INSTRUCTIONS FOR THE TASK:
Wherever the word "éveiller" appears in a line, copy that line.

DATASET RECORDS:
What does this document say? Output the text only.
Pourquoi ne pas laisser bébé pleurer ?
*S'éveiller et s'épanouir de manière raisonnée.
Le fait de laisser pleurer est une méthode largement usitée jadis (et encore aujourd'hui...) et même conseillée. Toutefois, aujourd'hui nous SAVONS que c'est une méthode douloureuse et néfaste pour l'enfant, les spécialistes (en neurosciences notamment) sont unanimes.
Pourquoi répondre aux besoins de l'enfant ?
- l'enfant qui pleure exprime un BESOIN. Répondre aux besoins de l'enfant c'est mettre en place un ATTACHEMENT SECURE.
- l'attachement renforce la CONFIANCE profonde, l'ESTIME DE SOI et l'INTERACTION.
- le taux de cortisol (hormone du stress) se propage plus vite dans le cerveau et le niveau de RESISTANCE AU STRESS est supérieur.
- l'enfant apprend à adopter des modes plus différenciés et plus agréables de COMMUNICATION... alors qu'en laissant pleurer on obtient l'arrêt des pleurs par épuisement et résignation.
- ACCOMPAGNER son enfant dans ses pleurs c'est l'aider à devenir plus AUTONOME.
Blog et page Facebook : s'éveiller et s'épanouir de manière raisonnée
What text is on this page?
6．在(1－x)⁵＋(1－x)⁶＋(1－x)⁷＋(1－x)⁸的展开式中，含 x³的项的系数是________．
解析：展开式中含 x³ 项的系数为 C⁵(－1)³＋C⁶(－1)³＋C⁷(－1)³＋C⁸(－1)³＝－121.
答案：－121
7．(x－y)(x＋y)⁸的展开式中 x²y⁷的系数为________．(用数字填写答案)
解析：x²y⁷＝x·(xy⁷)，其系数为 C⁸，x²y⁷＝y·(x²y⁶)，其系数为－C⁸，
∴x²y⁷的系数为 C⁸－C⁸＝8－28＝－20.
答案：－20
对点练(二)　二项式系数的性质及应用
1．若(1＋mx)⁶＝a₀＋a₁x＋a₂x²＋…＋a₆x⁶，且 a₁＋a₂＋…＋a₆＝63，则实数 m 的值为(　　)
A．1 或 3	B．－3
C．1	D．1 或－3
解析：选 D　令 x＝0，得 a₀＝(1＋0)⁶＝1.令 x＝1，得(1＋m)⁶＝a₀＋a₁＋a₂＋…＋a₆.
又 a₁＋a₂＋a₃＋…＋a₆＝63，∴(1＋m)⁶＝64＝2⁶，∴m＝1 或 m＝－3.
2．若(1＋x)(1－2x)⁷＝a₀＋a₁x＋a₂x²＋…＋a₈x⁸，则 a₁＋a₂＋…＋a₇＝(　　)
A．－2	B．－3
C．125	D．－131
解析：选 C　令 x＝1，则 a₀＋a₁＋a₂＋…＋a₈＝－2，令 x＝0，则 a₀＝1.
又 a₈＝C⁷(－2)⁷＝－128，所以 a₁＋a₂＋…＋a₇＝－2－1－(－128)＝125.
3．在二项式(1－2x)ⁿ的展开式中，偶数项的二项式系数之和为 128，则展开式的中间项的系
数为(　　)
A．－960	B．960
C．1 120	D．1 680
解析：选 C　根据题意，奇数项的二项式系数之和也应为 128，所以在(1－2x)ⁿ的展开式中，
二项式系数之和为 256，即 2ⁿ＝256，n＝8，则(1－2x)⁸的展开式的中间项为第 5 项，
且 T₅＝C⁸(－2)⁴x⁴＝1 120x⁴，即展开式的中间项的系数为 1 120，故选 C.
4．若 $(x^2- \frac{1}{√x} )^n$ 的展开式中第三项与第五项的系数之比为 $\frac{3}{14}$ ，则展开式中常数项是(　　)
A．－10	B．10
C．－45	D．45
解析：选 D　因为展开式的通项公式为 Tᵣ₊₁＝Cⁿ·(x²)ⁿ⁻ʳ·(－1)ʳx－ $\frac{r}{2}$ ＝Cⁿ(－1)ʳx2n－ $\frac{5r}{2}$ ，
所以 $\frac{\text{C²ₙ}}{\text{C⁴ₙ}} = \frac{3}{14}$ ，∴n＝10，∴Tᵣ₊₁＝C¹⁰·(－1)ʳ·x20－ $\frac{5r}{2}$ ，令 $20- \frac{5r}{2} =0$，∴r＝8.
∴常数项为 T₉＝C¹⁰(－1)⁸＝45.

ANSWER FOR THE TASK:
*S'éveiller et s'épanouir de manière raisonnée.
Blog et page Facebook : s'éveiller et s'épanouir de manière raisonnée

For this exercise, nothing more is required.